Instructions for the task: Keep only the lines of the listing that include the word "YASHAWANTHA", and copy them.

Supplied data:

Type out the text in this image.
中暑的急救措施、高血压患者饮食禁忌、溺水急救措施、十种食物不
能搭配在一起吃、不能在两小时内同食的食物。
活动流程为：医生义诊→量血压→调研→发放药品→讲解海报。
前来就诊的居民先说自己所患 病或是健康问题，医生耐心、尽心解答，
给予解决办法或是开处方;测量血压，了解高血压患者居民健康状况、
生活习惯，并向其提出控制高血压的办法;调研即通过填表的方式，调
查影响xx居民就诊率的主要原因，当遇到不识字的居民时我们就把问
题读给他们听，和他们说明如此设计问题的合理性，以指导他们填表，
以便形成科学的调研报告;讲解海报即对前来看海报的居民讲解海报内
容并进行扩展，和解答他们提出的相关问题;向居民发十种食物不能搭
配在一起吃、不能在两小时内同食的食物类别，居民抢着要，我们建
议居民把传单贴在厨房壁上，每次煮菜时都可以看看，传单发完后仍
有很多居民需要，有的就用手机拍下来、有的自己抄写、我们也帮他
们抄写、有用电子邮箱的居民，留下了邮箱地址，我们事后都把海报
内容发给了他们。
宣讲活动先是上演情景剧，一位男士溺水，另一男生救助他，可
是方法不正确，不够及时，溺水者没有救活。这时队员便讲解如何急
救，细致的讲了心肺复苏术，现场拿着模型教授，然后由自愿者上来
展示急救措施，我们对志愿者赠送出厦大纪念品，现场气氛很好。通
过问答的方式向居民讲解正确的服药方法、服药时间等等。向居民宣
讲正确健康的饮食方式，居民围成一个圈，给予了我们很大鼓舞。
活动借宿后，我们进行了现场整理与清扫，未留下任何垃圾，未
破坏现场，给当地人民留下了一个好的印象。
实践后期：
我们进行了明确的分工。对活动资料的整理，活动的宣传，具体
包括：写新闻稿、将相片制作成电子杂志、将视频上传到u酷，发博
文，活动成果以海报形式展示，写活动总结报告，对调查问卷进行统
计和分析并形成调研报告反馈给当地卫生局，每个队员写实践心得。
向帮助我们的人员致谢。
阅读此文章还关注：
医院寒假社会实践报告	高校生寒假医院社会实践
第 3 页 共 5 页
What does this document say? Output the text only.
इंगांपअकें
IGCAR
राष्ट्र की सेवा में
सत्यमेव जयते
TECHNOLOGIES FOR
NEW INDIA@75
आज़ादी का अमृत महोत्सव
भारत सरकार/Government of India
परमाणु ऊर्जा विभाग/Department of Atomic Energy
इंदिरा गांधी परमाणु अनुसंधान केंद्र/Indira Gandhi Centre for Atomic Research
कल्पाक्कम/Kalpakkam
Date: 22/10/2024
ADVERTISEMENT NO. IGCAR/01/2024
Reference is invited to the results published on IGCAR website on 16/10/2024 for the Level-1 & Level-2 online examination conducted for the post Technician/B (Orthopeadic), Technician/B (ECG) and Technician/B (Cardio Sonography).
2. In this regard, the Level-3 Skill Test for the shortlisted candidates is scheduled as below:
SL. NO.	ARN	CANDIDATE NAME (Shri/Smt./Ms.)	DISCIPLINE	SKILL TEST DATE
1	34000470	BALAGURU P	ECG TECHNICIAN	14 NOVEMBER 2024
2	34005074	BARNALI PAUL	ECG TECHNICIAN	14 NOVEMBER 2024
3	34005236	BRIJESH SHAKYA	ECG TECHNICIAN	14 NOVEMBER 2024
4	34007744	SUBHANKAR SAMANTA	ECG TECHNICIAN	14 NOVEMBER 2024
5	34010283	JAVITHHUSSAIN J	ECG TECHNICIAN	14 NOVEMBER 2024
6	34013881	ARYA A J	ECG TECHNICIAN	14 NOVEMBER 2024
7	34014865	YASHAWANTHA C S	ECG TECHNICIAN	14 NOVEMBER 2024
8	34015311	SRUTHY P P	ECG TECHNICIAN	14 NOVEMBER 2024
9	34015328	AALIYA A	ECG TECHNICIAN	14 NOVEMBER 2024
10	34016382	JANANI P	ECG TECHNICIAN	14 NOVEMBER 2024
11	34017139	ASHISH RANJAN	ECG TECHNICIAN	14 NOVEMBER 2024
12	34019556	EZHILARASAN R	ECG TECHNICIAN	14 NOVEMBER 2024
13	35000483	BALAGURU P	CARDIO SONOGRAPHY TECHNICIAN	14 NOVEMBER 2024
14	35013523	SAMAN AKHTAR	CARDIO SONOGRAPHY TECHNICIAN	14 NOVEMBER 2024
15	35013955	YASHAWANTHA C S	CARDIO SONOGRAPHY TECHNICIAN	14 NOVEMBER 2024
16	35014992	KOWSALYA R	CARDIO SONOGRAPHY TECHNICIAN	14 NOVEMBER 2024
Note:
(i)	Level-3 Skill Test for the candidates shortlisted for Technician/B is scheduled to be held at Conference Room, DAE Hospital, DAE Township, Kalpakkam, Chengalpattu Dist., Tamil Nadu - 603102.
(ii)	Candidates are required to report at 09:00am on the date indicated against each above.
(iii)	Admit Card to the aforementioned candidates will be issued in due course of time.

Task result:
7	34014865	YASHAWANTHA C S	ECG TECHNICIAN	14 NOVEMBER 2024
15	35013955	YASHAWANTHA C S	CARDIO SONOGRAPHY TECHNICIAN	14 NOVEMBER 2024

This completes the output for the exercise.